Your goal → The data must be written out once more, precisely as given.

Exercise material →
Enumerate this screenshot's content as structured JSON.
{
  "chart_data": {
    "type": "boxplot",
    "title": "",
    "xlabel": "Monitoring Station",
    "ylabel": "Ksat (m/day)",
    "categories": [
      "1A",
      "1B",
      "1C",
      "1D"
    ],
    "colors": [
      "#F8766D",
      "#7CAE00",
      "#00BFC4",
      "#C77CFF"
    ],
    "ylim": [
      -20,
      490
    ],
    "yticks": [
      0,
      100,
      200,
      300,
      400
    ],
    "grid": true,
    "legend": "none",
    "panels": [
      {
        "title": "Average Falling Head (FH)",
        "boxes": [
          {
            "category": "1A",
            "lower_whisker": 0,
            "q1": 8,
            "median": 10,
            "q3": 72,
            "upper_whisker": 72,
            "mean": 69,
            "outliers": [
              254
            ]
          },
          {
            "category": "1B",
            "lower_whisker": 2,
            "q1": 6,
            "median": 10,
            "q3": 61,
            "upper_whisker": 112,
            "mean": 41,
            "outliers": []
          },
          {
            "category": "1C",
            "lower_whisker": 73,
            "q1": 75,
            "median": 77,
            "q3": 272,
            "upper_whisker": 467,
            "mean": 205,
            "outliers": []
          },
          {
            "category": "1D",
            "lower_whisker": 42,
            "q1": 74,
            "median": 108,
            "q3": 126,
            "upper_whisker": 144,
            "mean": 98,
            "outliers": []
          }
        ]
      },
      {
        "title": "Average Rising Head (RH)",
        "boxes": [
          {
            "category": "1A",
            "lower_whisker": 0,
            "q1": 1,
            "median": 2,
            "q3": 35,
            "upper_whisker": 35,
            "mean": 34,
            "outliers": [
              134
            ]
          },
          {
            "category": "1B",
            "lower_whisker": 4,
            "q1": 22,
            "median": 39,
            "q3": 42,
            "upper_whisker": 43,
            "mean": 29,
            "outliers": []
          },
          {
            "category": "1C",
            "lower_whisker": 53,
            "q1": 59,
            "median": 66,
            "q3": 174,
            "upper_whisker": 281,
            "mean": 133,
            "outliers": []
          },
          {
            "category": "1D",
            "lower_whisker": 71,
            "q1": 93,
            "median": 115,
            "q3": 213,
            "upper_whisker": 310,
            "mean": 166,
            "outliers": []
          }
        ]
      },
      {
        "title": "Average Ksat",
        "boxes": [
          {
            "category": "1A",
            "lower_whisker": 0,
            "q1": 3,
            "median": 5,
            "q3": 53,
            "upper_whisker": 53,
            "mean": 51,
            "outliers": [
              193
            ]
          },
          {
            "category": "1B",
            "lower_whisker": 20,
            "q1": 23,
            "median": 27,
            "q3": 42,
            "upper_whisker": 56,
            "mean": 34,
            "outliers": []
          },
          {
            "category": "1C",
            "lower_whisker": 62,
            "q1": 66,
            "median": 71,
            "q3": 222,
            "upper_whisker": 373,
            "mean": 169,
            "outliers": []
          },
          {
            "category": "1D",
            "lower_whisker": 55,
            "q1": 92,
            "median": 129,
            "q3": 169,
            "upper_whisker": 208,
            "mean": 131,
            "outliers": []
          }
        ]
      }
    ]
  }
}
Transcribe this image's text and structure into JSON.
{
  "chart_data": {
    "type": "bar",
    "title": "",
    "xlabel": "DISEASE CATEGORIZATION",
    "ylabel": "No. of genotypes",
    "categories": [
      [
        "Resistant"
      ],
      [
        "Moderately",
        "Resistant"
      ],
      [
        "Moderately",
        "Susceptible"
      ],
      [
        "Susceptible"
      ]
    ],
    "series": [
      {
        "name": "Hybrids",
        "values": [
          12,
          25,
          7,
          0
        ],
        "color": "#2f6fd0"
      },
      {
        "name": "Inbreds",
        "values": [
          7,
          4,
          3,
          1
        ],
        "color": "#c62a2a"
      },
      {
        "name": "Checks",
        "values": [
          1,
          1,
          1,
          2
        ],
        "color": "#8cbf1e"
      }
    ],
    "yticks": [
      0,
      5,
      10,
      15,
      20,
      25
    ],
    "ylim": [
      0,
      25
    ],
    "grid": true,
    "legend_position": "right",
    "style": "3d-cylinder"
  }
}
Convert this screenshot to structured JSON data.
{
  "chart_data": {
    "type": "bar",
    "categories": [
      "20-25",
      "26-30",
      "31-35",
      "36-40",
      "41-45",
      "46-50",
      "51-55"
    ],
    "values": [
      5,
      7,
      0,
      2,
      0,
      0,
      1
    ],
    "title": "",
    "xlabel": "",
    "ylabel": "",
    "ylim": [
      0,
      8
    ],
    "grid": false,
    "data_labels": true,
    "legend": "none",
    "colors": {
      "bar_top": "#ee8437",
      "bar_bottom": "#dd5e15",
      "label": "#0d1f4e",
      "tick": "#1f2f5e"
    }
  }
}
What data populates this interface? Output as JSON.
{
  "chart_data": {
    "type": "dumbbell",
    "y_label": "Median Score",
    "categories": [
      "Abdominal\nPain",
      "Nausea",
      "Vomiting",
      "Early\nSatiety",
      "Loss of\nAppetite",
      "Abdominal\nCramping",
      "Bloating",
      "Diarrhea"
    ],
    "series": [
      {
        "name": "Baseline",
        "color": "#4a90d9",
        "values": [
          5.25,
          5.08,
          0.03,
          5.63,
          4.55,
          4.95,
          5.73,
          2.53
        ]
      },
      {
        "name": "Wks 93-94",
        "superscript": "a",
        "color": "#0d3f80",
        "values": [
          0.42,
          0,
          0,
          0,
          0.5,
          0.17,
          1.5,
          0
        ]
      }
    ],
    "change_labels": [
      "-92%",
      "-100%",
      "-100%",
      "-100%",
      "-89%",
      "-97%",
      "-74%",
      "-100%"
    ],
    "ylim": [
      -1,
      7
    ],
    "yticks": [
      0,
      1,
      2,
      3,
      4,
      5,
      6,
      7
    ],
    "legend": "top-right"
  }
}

Output for this task →
Enumerate this screenshot's content as structured JSON.
{
  "chart_data": {
    "type": "boxplot",
    "title": "",
    "xlabel": "Monitoring Station",
    "ylabel": "Ksat (m/day)",
    "categories": [
      "1A",
      "1B",
      "1C",
      "1D"
    ],
    "colors": [
      "#F8766D",
      "#7CAE00",
      "#00BFC4",
      "#C77CFF"
    ],
    "ylim": [
      -20,
      490
    ],
    "yticks": [
      0,
      100,
      200,
      300,
      400
    ],
    "grid": true,
    "legend": "none",
    "panels": [
      {
        "title": "Average Falling Head (FH)",
        "boxes": [
          {
            "category": "1A",
            "lower_whisker": 0,
            "q1": 8,
            "median": 10,
            "q3": 72,
            "upper_whisker": 72,
            "mean": 69,
            "outliers": [
              254
            ]
          },
          {
            "category": "1B",
            "lower_whisker": 2,
            "q1": 6,
            "median": 10,
            "q3": 61,
            "upper_whisker": 112,
            "mean": 41,
            "outliers": []
          },
          {
            "category": "1C",
            "lower_whisker": 73,
            "q1": 75,
            "median": 77,
            "q3": 272,
            "upper_whisker": 467,
            "mean": 205,
            "outliers": []
          },
          {
            "category": "1D",
            "lower_whisker": 42,
            "q1": 74,
            "median": 108,
            "q3": 126,
            "upper_whisker": 144,
            "mean": 98,
            "outliers": []
          }
        ]
      },
      {
        "title": "Average Rising Head (RH)",
        "boxes": [
          {
            "category": "1A",
            "lower_whisker": 0,
            "q1": 1,
            "median": 2,
            "q3": 35,
            "upper_whisker": 35,
            "mean": 34,
            "outliers": [
              134
            ]
          },
          {
            "category": "1B",
            "lower_whisker": 4,
            "q1": 22,
            "median": 39,
            "q3": 42,
            "upper_whisker": 43,
            "mean": 29,
            "outliers": []
          },
          {
            "category": "1C",
            "lower_whisker": 53,
            "q1": 59,
            "median": 66,
            "q3": 174,
            "upper_whisker": 281,
            "mean": 133,
            "outliers": []
          },
          {
            "category": "1D",
            "lower_whisker": 71,
            "q1": 93,
            "median": 115,
            "q3": 213,
            "upper_whisker": 310,
            "mean": 166,
            "outliers": []
          }
        ]
      },
      {
        "title": "Average Ksat",
        "boxes": [
          {
            "category": "1A",
            "lower_whisker": 0,
            "q1": 3,
            "median": 5,
            "q3": 53,
            "upper_whisker": 53,
            "mean": 51,
            "outliers": [
              193
            ]
          },
          {
            "category": "1B",
            "lower_whisker": 20,
            "q1": 23,
            "median": 27,
            "q3": 42,
            "upper_whisker": 56,
            "mean": 34,
            "outliers": []
          },
          {
            "category": "1C",
            "lower_whisker": 62,
            "q1": 66,
            "median": 71,
            "q3": 222,
            "upper_whisker": 373,
            "mean": 169,
            "outliers": []
          },
          {
            "category": "1D",
            "lower_whisker": 55,
            "q1": 92,
            "median": 129,
            "q3": 169,
            "upper_whisker": 208,
            "mean": 131,
            "outliers": []
          }
        ]
      }
    ]
  }
}
Transcribe this image's text and structure into JSON.
{
  "chart_data": {
    "type": "bar",
    "title": "",
    "xlabel": "DISEASE CATEGORIZATION",
    "ylabel": "No. of genotypes",
    "categories": [
      [
        "Resistant"
      ],
      [
        "Moderately",
        "Resistant"
      ],
      [
        "Moderately",
        "Susceptible"
      ],
      [
        "Susceptible"
      ]
    ],
    "series": [
      {
        "name": "Hybrids",
        "values": [
          12,
          25,
          7,
          0
        ],
        "color": "#2f6fd0"
      },
      {
        "name": "Inbreds",
        "values": [
          7,
          4,
          3,
          1
        ],
        "color": "#c62a2a"
      },
      {
        "name": "Checks",
        "values": [
          1,
          1,
          1,
          2
        ],
        "color": "#8cbf1e"
      }
    ],
    "yticks": [
      0,
      5,
      10,
      15,
      20,
      25
    ],
    "ylim": [
      0,
      25
    ],
    "grid": true,
    "legend_position": "right",
    "style": "3d-cylinder"
  }
}
Convert this screenshot to structured JSON data.
{
  "chart_data": {
    "type": "bar",
    "categories": [
      "20-25",
      "26-30",
      "31-35",
      "36-40",
      "41-45",
      "46-50",
      "51-55"
    ],
    "values": [
      5,
      7,
      0,
      2,
      0,
      0,
      1
    ],
    "title": "",
    "xlabel": "",
    "ylabel": "",
    "ylim": [
      0,
      8
    ],
    "grid": false,
    "data_labels": true,
    "legend": "none",
    "colors": {
      "bar_top": "#ee8437",
      "bar_bottom": "#dd5e15",
      "label": "#0d1f4e",
      "tick": "#1f2f5e"
    }
  }
}
What data populates this interface? Output as JSON.
{
  "chart_data": {
    "type": "dumbbell",
    "y_label": "Median Score",
    "categories": [
      "Abdominal\nPain",
      "Nausea",
      "Vomiting",
      "Early\nSatiety",
      "Loss of\nAppetite",
      "Abdominal\nCramping",
      "Bloating",
      "Diarrhea"
    ],
    "series": [
      {
        "name": "Baseline",
        "color": "#4a90d9",
        "values": [
          5.25,
          5.08,
          0.03,
          5.63,
          4.55,
          4.95,
          5.73,
          2.53
        ]
      },
      {
        "name": "Wks 93-94",
        "superscript": "a",
        "color": "#0d3f80",
        "values": [
          0.42,
          0,
          0,
          0,
          0.5,
          0.17,
          1.5,
          0
        ]
      }
    ],
    "change_labels": [
      "-92%",
      "-100%",
      "-100%",
      "-100%",
      "-89%",
      "-97%",
      "-74%",
      "-100%"
    ],
    "ylim": [
      -1,
      7
    ],
    "yticks": [
      0,
      1,
      2,
      3,
      4,
      5,
      6,
      7
    ],
    "legend": "top-right"
  }
}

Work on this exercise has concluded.